Rows from a dataset
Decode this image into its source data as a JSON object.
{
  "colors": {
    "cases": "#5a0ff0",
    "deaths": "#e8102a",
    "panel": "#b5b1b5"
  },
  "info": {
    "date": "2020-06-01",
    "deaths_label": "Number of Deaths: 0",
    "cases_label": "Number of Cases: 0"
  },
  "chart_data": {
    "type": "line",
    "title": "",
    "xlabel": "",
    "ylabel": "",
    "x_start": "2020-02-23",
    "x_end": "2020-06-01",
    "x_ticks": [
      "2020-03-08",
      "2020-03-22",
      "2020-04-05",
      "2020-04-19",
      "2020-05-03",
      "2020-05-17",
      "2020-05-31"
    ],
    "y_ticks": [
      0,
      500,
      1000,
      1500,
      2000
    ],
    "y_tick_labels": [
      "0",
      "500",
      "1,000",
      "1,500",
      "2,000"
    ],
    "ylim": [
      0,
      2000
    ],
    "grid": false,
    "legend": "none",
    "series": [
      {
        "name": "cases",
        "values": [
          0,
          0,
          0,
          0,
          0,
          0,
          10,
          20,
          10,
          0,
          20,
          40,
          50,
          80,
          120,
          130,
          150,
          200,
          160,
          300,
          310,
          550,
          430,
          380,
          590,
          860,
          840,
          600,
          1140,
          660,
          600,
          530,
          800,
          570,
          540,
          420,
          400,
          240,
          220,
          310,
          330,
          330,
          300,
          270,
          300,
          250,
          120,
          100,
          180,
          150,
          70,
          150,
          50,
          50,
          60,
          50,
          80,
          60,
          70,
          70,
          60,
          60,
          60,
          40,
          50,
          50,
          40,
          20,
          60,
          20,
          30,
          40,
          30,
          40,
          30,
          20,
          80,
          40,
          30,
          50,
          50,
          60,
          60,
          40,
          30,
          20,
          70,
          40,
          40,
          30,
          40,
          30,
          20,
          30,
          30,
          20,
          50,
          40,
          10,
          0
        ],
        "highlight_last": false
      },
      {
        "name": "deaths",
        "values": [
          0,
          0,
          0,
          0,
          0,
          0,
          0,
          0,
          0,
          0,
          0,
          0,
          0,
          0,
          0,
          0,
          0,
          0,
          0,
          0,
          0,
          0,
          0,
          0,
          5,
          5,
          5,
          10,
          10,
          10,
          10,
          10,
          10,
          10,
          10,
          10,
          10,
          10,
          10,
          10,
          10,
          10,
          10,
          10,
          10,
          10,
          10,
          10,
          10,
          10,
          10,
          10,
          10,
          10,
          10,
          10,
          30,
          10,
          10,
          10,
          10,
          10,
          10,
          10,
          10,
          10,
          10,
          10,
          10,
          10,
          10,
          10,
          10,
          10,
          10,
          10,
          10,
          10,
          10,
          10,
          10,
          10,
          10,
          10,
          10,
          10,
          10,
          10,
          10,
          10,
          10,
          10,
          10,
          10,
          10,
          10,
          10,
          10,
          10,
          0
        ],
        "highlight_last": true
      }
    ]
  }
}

#### WHAT YOU ARE ASKED TO DO
Output the full listing without altering anything.

#### RESPONSE FOR THIS EXERCISE
Decode this image into its source data as a JSON object.
{
  "colors": {
    "cases": "#5a0ff0",
    "deaths": "#e8102a",
    "panel": "#b5b1b5"
  },
  "info": {
    "date": "2020-06-01",
    "deaths_label": "Number of Deaths: 0",
    "cases_label": "Number of Cases: 0"
  },
  "chart_data": {
    "type": "line",
    "title": "",
    "xlabel": "",
    "ylabel": "",
    "x_start": "2020-02-23",
    "x_end": "2020-06-01",
    "x_ticks": [
      "2020-03-08",
      "2020-03-22",
      "2020-04-05",
      "2020-04-19",
      "2020-05-03",
      "2020-05-17",
      "2020-05-31"
    ],
    "y_ticks": [
      0,
      500,
      1000,
      1500,
      2000
    ],
    "y_tick_labels": [
      "0",
      "500",
      "1,000",
      "1,500",
      "2,000"
    ],
    "ylim": [
      0,
      2000
    ],
    "grid": false,
    "legend": "none",
    "series": [
      {
        "name": "cases",
        "values": [
          0,
          0,
          0,
          0,
          0,
          0,
          10,
          20,
          10,
          0,
          20,
          40,
          50,
          80,
          120,
          130,
          150,
          200,
          160,
          300,
          310,
          550,
          430,
          380,
          590,
          860,
          840,
          600,
          1140,
          660,
          600,
          530,
          800,
          570,
          540,
          420,
          400,
          240,
          220,
          310,
          330,
          330,
          300,
          270,
          300,
          250,
          120,
          100,
          180,
          150,
          70,
          150,
          50,
          50,
          60,
          50,
          80,
          60,
          70,
          70,
          60,
          60,
          60,
          40,
          50,
          50,
          40,
          20,
          60,
          20,
          30,
          40,
          30,
          40,
          30,
          20,
          80,
          40,
          30,
          50,
          50,
          60,
          60,
          40,
          30,
          20,
          70,
          40,
          40,
          30,
          40,
          30,
          20,
          30,
          30,
          20,
          50,
          40,
          10,
          0
        ],
        "highlight_last": false
      },
      {
        "name": "deaths",
        "values": [
          0,
          0,
          0,
          0,
          0,
          0,
          0,
          0,
          0,
          0,
          0,
          0,
          0,
          0,
          0,
          0,
          0,
          0,
          0,
          0,
          0,
          0,
          0,
          0,
          5,
          5,
          5,
          10,
          10,
          10,
          10,
          10,
          10,
          10,
          10,
          10,
          10,
          10,
          10,
          10,
          10,
          10,
          10,
          10,
          10,
          10,
          10,
          10,
          10,
          10,
          10,
          10,
          10,
          10,
          10,
          10,
          30,
          10,
          10,
          10,
          10,
          10,
          10,
          10,
          10,
          10,
          10,
          10,
          10,
          10,
          10,
          10,
          10,
          10,
          10,
          10,
          10,
          10,
          10,
          10,
          10,
          10,
          10,
          10,
          10,
          10,
          10,
          10,
          10,
          10,
          10,
          10,
          10,
          10,
          10,
          10,
          10,
          10,
          10,
          0
        ],
        "highlight_last": true
      }
    ]
  }
}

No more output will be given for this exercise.